Stated problem:
Pick out each line with the word "Oldenburg" from the material that follows.

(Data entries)
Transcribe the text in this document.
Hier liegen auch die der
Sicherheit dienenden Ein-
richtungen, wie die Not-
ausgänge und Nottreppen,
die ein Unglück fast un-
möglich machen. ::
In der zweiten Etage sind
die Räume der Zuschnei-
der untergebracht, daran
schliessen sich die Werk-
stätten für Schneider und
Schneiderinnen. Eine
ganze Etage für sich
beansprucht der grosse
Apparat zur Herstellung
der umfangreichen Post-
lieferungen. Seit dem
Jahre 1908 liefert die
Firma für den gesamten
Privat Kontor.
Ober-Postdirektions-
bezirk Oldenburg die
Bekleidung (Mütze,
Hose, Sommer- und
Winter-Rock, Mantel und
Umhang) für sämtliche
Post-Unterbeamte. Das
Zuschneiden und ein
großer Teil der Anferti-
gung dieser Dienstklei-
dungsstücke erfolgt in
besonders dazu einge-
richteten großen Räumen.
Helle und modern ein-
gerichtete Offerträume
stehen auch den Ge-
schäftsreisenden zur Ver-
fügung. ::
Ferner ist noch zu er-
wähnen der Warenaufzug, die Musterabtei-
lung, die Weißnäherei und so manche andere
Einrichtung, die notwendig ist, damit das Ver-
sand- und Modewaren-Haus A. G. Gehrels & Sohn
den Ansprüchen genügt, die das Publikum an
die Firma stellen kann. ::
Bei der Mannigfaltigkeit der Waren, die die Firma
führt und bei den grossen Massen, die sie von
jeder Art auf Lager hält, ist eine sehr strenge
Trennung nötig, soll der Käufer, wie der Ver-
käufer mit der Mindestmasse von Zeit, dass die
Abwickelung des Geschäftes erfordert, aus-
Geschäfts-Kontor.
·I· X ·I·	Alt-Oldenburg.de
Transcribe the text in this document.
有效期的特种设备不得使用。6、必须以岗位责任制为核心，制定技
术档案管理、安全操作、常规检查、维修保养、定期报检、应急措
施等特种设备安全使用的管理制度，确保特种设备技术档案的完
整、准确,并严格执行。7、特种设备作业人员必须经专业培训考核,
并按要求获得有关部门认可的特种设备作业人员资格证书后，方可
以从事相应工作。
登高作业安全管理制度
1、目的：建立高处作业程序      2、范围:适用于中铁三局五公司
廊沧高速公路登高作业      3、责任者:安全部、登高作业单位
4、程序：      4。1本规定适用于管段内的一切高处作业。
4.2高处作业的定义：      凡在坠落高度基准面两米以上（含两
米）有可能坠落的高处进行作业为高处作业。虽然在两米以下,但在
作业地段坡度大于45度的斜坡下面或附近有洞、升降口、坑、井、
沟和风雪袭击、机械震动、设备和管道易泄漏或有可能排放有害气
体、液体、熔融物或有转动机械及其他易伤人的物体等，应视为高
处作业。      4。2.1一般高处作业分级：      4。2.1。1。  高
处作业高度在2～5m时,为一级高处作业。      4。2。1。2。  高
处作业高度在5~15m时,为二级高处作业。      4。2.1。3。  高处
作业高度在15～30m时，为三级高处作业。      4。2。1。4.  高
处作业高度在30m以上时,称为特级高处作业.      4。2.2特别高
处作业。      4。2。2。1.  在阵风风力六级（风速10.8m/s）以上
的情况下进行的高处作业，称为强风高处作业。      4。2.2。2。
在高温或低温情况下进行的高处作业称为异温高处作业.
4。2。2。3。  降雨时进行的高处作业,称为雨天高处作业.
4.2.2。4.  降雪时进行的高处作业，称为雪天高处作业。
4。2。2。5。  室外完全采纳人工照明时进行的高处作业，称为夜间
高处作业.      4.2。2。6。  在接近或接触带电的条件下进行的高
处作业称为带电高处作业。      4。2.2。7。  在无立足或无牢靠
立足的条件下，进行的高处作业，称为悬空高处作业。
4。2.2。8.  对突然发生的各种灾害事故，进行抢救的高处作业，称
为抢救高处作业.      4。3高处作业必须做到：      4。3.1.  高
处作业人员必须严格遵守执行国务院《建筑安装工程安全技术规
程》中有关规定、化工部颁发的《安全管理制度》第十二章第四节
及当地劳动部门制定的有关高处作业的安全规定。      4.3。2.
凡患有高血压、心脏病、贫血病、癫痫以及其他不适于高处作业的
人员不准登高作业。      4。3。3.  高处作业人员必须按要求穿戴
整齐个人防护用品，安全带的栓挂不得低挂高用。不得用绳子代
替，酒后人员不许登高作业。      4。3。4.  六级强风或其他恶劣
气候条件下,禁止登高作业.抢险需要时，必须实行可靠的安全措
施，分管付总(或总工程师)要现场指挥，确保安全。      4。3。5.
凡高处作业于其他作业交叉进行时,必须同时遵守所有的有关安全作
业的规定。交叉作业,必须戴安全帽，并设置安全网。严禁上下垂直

Completed exercise:
bezirk Oldenburg die
·I· X ·I·	Alt-Oldenburg.de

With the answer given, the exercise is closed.